Goal of the exercise
Show every line below where "Craving" can be found.
** begin Supplied material **
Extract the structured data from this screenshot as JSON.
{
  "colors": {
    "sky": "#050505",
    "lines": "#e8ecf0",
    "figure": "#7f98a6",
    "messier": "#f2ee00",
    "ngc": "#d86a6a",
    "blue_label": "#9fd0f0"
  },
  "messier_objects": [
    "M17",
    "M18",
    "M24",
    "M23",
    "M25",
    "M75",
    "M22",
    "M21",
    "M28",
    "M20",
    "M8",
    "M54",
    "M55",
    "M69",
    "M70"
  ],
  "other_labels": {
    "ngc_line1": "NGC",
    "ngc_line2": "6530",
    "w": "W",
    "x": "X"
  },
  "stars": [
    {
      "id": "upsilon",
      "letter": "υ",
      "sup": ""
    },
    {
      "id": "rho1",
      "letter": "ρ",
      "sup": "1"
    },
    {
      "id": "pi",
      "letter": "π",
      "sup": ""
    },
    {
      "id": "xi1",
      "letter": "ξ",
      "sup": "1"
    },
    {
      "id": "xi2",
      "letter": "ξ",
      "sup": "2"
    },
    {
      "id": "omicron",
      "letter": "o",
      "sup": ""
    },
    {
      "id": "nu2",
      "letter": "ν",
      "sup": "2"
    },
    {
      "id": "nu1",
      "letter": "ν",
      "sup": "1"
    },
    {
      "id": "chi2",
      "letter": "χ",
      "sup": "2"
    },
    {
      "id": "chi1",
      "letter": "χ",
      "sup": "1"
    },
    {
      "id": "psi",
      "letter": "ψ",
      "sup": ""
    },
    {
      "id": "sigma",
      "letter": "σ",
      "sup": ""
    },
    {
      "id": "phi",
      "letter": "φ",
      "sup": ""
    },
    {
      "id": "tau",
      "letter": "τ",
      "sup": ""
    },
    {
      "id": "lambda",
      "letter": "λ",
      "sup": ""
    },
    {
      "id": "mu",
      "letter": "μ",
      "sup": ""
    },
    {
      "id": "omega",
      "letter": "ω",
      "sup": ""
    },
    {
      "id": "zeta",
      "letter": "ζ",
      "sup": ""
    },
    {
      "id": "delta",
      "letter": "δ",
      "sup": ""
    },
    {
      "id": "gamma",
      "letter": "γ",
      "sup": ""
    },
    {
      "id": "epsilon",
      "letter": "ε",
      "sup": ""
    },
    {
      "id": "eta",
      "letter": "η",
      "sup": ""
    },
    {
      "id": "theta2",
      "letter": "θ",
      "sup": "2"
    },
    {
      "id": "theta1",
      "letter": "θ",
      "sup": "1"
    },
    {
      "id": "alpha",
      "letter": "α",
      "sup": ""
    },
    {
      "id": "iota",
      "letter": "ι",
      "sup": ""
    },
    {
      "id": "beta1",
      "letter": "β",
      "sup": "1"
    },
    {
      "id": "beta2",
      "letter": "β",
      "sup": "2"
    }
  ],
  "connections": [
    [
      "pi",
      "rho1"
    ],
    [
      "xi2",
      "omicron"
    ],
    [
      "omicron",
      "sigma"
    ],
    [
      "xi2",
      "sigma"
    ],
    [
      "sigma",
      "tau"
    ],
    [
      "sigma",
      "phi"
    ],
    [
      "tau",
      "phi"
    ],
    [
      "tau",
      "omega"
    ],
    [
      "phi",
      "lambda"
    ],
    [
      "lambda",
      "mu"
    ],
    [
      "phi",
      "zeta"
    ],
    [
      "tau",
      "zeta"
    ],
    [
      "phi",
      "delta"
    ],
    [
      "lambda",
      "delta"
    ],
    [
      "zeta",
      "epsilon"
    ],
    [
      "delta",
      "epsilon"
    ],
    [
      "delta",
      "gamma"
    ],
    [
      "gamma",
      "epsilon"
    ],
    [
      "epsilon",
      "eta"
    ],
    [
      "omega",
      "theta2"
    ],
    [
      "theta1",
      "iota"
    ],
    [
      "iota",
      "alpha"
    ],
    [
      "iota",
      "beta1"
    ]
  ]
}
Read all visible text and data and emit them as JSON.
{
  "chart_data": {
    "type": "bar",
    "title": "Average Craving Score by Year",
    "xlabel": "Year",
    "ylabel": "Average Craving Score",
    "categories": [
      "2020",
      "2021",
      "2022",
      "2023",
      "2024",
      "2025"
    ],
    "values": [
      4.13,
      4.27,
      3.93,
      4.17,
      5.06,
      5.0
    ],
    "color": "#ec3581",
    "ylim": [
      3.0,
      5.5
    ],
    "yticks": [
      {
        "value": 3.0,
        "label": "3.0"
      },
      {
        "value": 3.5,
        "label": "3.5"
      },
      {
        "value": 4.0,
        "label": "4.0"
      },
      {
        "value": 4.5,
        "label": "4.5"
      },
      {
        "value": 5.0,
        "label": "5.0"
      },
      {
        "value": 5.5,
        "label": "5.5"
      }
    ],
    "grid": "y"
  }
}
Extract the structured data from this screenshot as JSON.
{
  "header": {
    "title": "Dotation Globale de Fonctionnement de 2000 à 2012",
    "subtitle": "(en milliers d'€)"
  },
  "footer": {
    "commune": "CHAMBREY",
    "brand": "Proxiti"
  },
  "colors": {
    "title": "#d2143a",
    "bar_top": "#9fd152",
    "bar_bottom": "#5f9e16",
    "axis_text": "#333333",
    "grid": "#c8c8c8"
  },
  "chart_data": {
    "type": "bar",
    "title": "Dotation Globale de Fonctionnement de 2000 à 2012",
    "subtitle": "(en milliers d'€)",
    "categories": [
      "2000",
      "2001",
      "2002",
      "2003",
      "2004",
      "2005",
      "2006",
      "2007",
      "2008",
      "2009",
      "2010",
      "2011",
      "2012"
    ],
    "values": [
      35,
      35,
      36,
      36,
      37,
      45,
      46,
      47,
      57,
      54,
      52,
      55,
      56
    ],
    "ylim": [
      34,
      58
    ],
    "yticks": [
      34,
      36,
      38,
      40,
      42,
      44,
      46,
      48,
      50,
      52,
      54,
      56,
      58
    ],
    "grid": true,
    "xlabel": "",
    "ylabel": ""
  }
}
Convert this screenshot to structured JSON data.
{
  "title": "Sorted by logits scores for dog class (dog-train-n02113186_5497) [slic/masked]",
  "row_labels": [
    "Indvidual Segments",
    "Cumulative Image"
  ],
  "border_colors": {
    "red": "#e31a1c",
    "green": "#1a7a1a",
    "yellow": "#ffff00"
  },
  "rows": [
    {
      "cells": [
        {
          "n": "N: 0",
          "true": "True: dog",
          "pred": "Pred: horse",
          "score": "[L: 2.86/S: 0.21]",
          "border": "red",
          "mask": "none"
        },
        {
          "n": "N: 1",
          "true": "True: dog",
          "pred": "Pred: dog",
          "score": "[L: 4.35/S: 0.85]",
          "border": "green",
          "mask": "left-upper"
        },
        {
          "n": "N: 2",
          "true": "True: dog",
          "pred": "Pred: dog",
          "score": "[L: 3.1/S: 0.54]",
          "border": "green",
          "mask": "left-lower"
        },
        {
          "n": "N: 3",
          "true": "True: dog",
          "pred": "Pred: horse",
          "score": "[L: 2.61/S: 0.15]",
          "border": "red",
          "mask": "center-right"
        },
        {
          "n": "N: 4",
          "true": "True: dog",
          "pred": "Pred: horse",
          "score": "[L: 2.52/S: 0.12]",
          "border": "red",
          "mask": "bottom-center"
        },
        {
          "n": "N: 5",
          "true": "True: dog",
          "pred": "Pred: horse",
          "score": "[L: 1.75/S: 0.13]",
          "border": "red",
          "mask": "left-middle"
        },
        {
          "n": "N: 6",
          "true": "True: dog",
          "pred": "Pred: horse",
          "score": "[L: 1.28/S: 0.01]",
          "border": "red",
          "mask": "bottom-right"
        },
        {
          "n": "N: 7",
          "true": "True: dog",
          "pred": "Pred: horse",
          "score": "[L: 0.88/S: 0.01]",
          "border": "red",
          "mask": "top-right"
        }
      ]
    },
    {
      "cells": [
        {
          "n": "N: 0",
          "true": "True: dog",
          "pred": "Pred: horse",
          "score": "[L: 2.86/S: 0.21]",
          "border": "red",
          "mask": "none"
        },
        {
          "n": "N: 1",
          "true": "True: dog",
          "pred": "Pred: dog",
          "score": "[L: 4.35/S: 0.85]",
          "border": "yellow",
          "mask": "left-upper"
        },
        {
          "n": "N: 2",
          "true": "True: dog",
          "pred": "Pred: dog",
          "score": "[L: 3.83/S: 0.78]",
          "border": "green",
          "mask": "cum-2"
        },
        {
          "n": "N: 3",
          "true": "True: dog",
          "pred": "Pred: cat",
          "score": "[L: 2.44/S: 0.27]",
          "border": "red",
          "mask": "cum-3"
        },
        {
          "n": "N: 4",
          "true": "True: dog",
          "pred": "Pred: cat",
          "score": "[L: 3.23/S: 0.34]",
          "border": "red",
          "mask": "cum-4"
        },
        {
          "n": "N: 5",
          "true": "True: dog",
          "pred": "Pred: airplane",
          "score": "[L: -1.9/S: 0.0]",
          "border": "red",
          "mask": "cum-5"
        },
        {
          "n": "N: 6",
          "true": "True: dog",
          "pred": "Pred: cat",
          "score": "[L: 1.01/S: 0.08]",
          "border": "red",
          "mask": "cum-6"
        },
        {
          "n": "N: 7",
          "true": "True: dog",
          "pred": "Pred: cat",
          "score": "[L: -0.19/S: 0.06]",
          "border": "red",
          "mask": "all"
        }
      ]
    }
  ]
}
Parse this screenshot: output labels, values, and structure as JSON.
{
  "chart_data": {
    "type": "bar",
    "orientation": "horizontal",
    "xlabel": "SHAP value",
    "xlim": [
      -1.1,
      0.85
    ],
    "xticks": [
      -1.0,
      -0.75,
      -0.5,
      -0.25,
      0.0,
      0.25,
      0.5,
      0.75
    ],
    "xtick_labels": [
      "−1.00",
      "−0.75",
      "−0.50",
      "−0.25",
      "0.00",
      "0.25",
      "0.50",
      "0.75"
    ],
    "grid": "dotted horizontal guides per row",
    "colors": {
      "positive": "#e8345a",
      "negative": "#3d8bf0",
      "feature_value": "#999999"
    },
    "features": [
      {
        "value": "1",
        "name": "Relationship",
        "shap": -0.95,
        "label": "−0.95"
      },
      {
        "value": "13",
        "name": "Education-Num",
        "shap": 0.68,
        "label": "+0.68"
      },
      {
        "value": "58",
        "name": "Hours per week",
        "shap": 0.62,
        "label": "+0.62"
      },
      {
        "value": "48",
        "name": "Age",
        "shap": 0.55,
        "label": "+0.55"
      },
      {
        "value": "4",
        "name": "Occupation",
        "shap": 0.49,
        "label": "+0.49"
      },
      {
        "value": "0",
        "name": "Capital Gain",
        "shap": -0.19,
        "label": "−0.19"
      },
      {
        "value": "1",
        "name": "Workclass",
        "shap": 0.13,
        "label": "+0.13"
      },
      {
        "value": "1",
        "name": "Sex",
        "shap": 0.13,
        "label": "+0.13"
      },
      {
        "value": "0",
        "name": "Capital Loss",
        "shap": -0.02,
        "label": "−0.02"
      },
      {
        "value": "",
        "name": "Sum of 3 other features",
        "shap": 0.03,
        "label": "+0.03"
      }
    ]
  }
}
** end Supplied material **
Exercise output
    "title": "Average Craving Score by Year",
    "ylabel": "Average Craving Score",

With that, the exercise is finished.